| RECORDS FOR THIS TASK |
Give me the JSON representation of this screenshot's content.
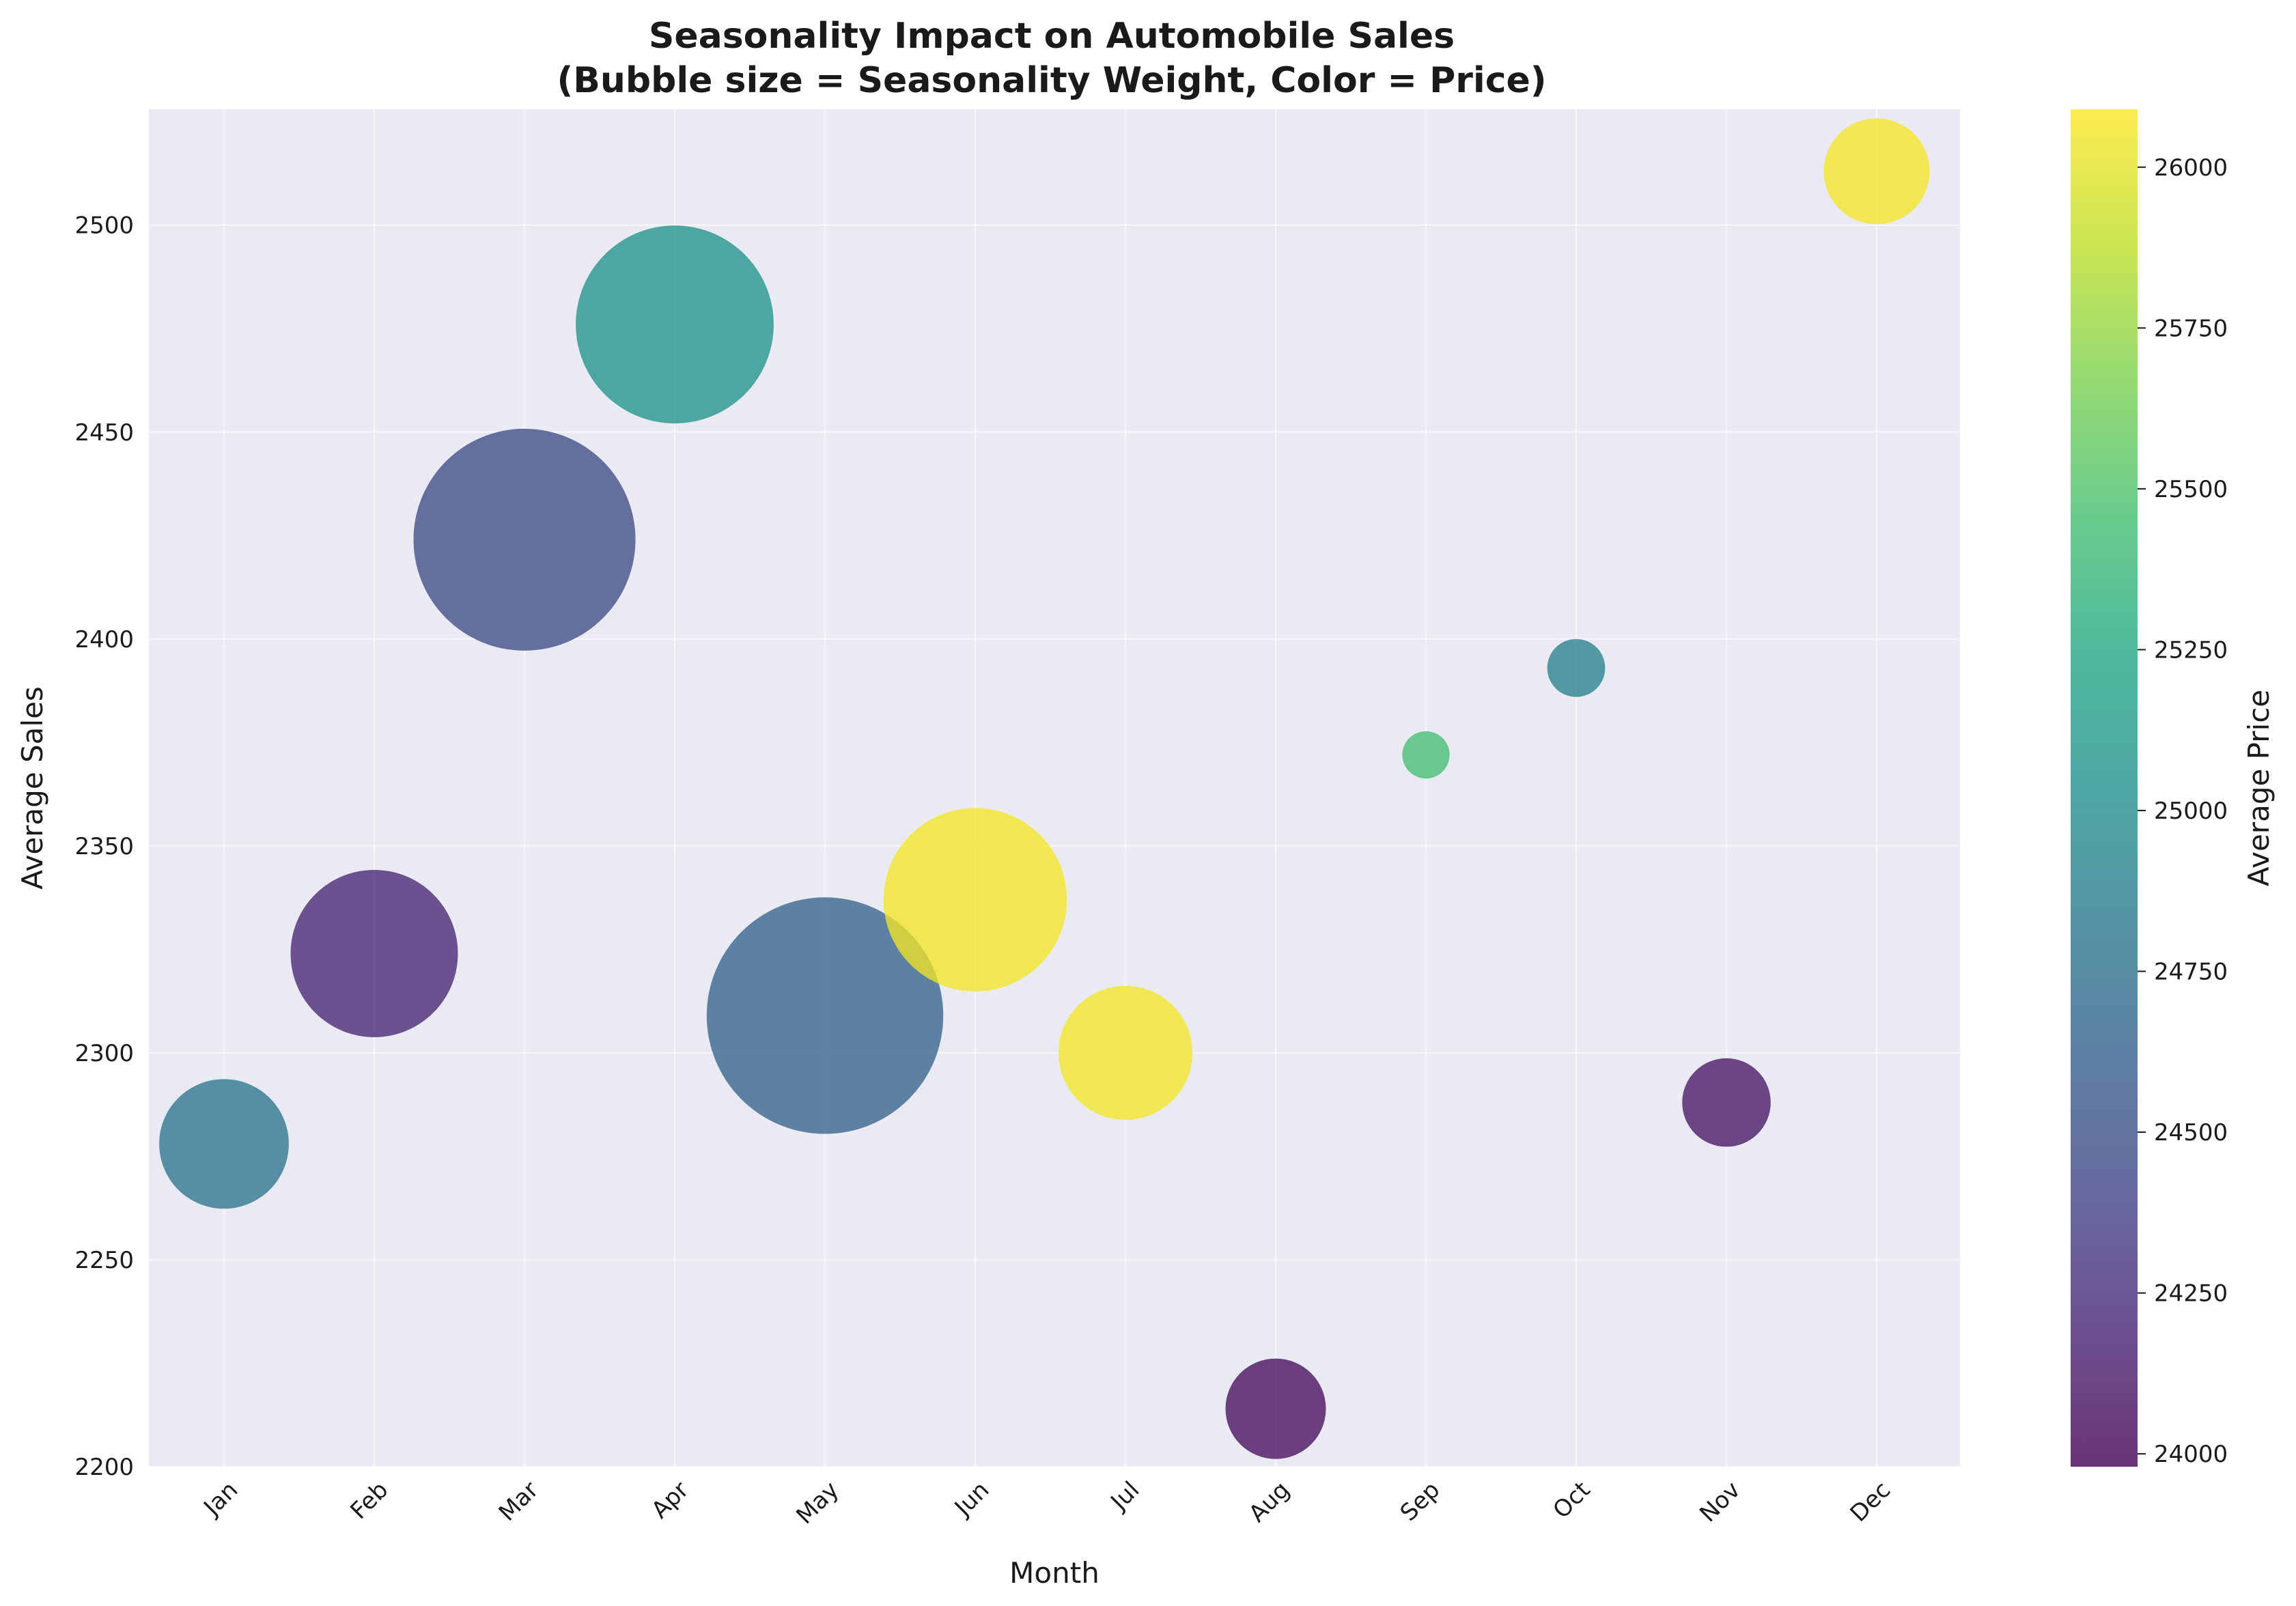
{
  "chart_data": {
    "type": "scatter",
    "title_line1": "Seasonality Impact on Automobile Sales",
    "title_line2": "(Bubble size = Seasonality Weight, Color = Price)",
    "xlabel": "Month",
    "ylabel": "Average Sales",
    "colorbar_label": "Average Price",
    "categories": [
      "Jan",
      "Feb",
      "Mar",
      "Apr",
      "May",
      "Jun",
      "Jul",
      "Aug",
      "Sep",
      "Oct",
      "Nov",
      "Dec"
    ],
    "x": [
      "Jan",
      "Feb",
      "Mar",
      "Apr",
      "May",
      "Jun",
      "Jul",
      "Aug",
      "Sep",
      "Oct",
      "Nov",
      "Dec"
    ],
    "y": [
      2278,
      2324,
      2424,
      2476,
      2309,
      2337,
      2300,
      2214,
      2372,
      2393,
      2288,
      2513
    ],
    "bubble_size": [
      0.75,
      1.25,
      2.2,
      1.75,
      2.5,
      1.5,
      0.8,
      0.45,
      0.1,
      0.15,
      0.35,
      0.5
    ],
    "price": [
      24800,
      24200,
      24450,
      25050,
      24650,
      26050,
      26050,
      24050,
      25450,
      24900,
      24100,
      26050
    ],
    "ylim": [
      2200,
      2528
    ],
    "yticks": [
      2200,
      2250,
      2300,
      2350,
      2400,
      2450,
      2500
    ],
    "colorbar_range": [
      23980,
      26090
    ],
    "colorbar_ticks": [
      24000,
      24250,
      24500,
      24750,
      25000,
      25250,
      25500,
      25750,
      26000
    ],
    "colormap": "viridis",
    "grid": true,
    "colors": {
      "plot_background": "#eaeaf2",
      "grid": "#ffffff",
      "text": "#1a1a1a"
    }
  }
}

| PROBLEM TO SOLVE |
Output all of the entries verbatim, leaving out any images.

| EXERCISE SOLUTION |
Give me the JSON representation of this screenshot's content.
{
  "chart_data": {
    "type": "scatter",
    "title_line1": "Seasonality Impact on Automobile Sales",
    "title_line2": "(Bubble size = Seasonality Weight, Color = Price)",
    "xlabel": "Month",
    "ylabel": "Average Sales",
    "colorbar_label": "Average Price",
    "categories": [
      "Jan",
      "Feb",
      "Mar",
      "Apr",
      "May",
      "Jun",
      "Jul",
      "Aug",
      "Sep",
      "Oct",
      "Nov",
      "Dec"
    ],
    "x": [
      "Jan",
      "Feb",
      "Mar",
      "Apr",
      "May",
      "Jun",
      "Jul",
      "Aug",
      "Sep",
      "Oct",
      "Nov",
      "Dec"
    ],
    "y": [
      2278,
      2324,
      2424,
      2476,
      2309,
      2337,
      2300,
      2214,
      2372,
      2393,
      2288,
      2513
    ],
    "bubble_size": [
      0.75,
      1.25,
      2.2,
      1.75,
      2.5,
      1.5,
      0.8,
      0.45,
      0.1,
      0.15,
      0.35,
      0.5
    ],
    "price": [
      24800,
      24200,
      24450,
      25050,
      24650,
      26050,
      26050,
      24050,
      25450,
      24900,
      24100,
      26050
    ],
    "ylim": [
      2200,
      2528
    ],
    "yticks": [
      2200,
      2250,
      2300,
      2350,
      2400,
      2450,
      2500
    ],
    "colorbar_range": [
      23980,
      26090
    ],
    "colorbar_ticks": [
      24000,
      24250,
      24500,
      24750,
      25000,
      25250,
      25500,
      25750,
      26000
    ],
    "colormap": "viridis",
    "grid": true,
    "colors": {
      "plot_background": "#eaeaf2",
      "grid": "#ffffff",
      "text": "#1a1a1a"
    }
  }
}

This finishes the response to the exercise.